Task to carry out: Retype the full set of records. Keep every character identical.

::::

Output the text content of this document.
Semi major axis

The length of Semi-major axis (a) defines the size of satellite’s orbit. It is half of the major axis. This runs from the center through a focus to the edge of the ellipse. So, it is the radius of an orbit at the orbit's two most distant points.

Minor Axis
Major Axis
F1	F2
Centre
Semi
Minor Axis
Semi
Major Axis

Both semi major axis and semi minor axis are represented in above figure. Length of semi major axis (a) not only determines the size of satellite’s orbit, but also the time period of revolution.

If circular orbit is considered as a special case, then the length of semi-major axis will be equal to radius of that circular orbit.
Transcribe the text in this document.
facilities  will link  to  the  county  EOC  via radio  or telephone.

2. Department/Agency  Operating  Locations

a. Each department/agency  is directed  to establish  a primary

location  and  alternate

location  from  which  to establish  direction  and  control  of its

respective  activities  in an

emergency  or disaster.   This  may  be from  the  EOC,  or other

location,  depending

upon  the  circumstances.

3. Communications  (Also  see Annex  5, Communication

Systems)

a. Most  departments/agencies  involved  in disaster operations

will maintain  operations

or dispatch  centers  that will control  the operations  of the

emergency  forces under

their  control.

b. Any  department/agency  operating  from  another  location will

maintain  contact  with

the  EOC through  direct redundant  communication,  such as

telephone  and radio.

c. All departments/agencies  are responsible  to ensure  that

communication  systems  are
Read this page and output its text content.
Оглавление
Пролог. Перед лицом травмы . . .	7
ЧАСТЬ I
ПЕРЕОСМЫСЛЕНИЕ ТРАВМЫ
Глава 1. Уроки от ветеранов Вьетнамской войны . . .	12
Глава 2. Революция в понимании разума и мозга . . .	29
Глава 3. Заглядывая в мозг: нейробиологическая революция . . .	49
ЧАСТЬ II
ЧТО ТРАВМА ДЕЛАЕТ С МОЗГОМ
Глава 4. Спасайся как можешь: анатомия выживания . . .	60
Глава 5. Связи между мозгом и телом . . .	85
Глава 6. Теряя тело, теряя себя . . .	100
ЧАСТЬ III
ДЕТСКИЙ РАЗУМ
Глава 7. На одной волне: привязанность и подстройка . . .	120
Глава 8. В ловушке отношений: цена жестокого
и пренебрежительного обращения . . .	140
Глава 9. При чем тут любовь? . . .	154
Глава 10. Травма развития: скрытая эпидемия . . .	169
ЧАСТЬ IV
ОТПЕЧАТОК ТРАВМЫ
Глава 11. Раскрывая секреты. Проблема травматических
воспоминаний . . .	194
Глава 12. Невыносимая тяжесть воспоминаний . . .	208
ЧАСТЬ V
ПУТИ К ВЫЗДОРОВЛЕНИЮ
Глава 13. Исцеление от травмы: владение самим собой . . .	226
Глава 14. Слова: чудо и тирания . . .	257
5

::::

Result:
Output the text content of this document.
Semi major axis

The length of Semi-major axis (a) defines the size of satellite’s orbit. It is half of the major axis. This runs from the center through a focus to the edge of the ellipse. So, it is the radius of an orbit at the orbit's two most distant points.

Minor Axis
Major Axis
F1	F2
Centre
Semi
Minor Axis
Semi
Major Axis

Both semi major axis and semi minor axis are represented in above figure. Length of semi major axis (a) not only determines the size of satellite’s orbit, but also the time period of revolution.

If circular orbit is considered as a special case, then the length of semi-major axis will be equal to radius of that circular orbit.
Transcribe the text in this document.
facilities  will link  to  the  county  EOC  via radio  or telephone.

2. Department/Agency  Operating  Locations

a. Each department/agency  is directed  to establish  a primary

location  and  alternate

location  from  which  to establish  direction  and  control  of its

respective  activities  in an

emergency  or disaster.   This  may  be from  the  EOC,  or other

location,  depending

upon  the  circumstances.

3. Communications  (Also  see Annex  5, Communication

Systems)

a. Most  departments/agencies  involved  in disaster operations

will maintain  operations

or dispatch  centers  that will control  the operations  of the

emergency  forces under

their  control.

b. Any  department/agency  operating  from  another  location will

maintain  contact  with

the  EOC through  direct redundant  communication,  such as

telephone  and radio.

c. All departments/agencies  are responsible  to ensure  that

communication  systems  are
Read this page and output its text content.
Оглавление
Пролог. Перед лицом травмы . . .	7
ЧАСТЬ I
ПЕРЕОСМЫСЛЕНИЕ ТРАВМЫ
Глава 1. Уроки от ветеранов Вьетнамской войны . . .	12
Глава 2. Революция в понимании разума и мозга . . .	29
Глава 3. Заглядывая в мозг: нейробиологическая революция . . .	49
ЧАСТЬ II
ЧТО ТРАВМА ДЕЛАЕТ С МОЗГОМ
Глава 4. Спасайся как можешь: анатомия выживания . . .	60
Глава 5. Связи между мозгом и телом . . .	85
Глава 6. Теряя тело, теряя себя . . .	100
ЧАСТЬ III
ДЕТСКИЙ РАЗУМ
Глава 7. На одной волне: привязанность и подстройка . . .	120
Глава 8. В ловушке отношений: цена жестокого
и пренебрежительного обращения . . .	140
Глава 9. При чем тут любовь? . . .	154
Глава 10. Травма развития: скрытая эпидемия . . .	169
ЧАСТЬ IV
ОТПЕЧАТОК ТРАВМЫ
Глава 11. Раскрывая секреты. Проблема травматических
воспоминаний . . .	194
Глава 12. Невыносимая тяжесть воспоминаний . . .	208
ЧАСТЬ V
ПУТИ К ВЫЗДОРОВЛЕНИЮ
Глава 13. Исцеление от травмы: владение самим собой . . .	226
Глава 14. Слова: чудо и тирания . . .	257
5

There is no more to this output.